• _Goal of the exercise_:
Where a line of the material contains the string "vinaigrette", copy that line.

[Collected data]
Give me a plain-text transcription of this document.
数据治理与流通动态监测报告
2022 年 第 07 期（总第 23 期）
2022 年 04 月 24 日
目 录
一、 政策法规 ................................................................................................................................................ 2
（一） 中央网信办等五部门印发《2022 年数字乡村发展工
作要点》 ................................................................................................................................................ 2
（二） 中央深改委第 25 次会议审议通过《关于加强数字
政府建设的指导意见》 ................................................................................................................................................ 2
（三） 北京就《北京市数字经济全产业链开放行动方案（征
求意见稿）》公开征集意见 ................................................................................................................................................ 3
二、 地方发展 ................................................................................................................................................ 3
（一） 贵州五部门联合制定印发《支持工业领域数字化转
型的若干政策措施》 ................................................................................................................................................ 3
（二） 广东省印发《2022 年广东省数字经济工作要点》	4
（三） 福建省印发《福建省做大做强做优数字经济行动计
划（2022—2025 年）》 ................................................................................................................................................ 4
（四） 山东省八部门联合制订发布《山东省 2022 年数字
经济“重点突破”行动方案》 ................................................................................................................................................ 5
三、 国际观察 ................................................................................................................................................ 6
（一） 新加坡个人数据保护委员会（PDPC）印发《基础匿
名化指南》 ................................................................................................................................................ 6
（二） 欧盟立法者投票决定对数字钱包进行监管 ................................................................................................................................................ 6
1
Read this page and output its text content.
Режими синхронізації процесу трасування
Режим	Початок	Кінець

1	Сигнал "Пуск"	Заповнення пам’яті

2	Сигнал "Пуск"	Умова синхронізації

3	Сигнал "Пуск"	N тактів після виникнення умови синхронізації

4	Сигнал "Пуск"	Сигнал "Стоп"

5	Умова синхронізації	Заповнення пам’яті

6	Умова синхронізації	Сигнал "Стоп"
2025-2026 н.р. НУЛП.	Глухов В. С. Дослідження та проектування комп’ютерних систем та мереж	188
* * *
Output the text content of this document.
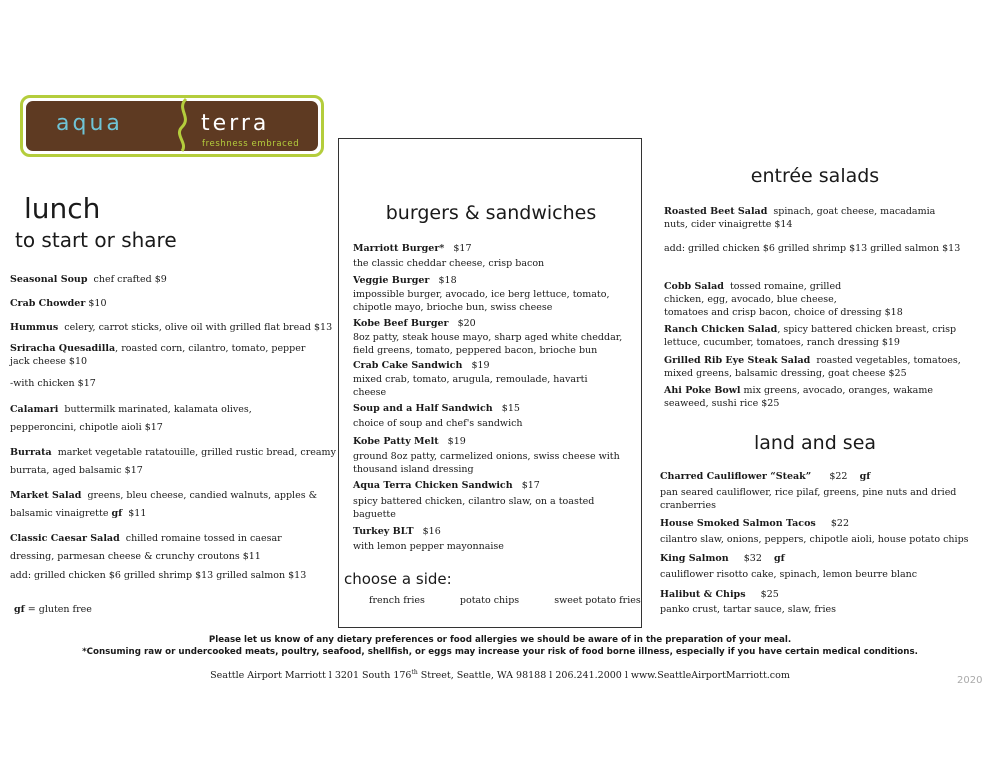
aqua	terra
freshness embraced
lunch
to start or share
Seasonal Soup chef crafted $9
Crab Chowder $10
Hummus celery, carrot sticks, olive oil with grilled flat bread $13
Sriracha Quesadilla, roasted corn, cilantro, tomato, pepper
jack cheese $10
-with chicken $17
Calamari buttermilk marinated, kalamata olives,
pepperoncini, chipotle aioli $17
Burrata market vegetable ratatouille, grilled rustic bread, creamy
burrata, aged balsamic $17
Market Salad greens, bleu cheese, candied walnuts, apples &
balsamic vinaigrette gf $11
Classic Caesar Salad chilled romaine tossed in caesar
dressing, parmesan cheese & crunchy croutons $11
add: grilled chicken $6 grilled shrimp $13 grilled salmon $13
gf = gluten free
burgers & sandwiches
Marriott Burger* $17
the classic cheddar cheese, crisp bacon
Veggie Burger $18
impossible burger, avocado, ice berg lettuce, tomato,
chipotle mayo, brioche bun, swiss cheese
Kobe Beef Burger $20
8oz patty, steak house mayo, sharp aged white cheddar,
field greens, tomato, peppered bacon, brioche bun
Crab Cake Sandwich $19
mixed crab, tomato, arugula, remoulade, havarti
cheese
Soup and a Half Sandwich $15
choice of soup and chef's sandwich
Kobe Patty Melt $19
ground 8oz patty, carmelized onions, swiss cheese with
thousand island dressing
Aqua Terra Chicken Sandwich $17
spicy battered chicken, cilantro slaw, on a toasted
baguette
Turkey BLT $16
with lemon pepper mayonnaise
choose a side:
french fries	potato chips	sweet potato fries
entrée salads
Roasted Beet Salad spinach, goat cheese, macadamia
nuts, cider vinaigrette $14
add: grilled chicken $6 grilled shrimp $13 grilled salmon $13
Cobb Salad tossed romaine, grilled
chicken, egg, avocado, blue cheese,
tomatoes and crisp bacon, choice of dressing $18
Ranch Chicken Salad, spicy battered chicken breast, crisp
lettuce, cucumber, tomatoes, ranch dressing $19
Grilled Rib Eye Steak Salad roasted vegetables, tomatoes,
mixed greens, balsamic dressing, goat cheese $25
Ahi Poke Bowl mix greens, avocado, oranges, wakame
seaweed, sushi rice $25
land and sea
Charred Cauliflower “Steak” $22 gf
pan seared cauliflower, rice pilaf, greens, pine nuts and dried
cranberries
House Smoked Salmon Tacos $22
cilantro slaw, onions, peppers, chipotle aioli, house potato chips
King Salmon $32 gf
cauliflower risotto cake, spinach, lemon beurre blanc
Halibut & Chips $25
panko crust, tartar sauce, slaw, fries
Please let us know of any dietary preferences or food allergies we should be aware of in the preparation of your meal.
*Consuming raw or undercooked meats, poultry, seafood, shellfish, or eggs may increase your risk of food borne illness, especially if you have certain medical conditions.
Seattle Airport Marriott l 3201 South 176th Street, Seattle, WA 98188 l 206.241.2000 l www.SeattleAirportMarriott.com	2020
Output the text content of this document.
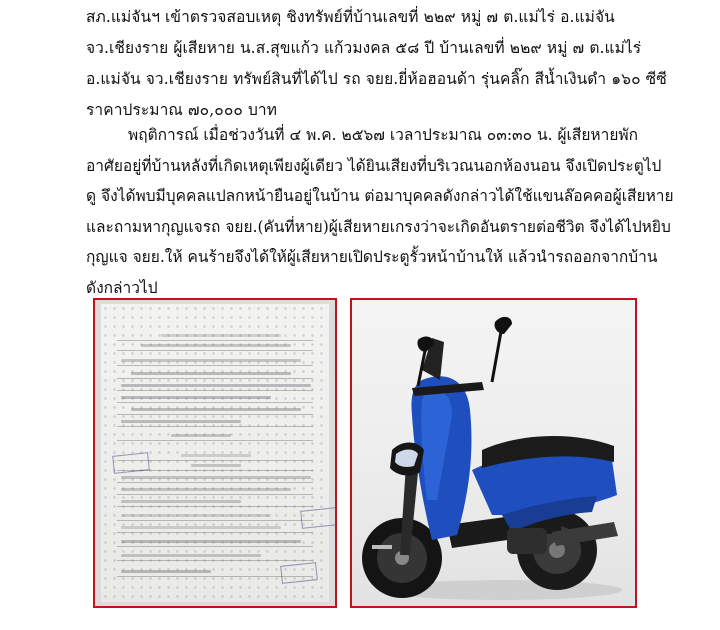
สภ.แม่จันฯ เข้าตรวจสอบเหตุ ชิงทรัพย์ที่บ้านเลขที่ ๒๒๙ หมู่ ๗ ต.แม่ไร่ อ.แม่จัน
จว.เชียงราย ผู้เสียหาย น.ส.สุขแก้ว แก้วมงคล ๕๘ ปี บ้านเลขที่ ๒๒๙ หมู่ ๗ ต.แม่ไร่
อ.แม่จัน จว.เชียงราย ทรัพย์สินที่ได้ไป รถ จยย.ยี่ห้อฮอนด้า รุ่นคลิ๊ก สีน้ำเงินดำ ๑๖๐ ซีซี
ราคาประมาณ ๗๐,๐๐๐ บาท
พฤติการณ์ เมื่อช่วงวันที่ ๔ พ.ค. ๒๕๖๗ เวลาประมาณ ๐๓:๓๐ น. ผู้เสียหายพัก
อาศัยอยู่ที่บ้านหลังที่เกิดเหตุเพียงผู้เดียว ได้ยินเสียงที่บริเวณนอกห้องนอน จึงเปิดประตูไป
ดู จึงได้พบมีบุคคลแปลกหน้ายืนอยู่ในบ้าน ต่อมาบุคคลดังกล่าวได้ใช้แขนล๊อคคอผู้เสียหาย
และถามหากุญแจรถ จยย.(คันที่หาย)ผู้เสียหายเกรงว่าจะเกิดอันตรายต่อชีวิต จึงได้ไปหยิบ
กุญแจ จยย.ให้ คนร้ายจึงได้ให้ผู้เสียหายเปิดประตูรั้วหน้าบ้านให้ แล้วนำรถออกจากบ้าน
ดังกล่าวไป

• _Output for this exercise_:
balsamic vinaigrette gf $11
nuts, cider vinaigrette $14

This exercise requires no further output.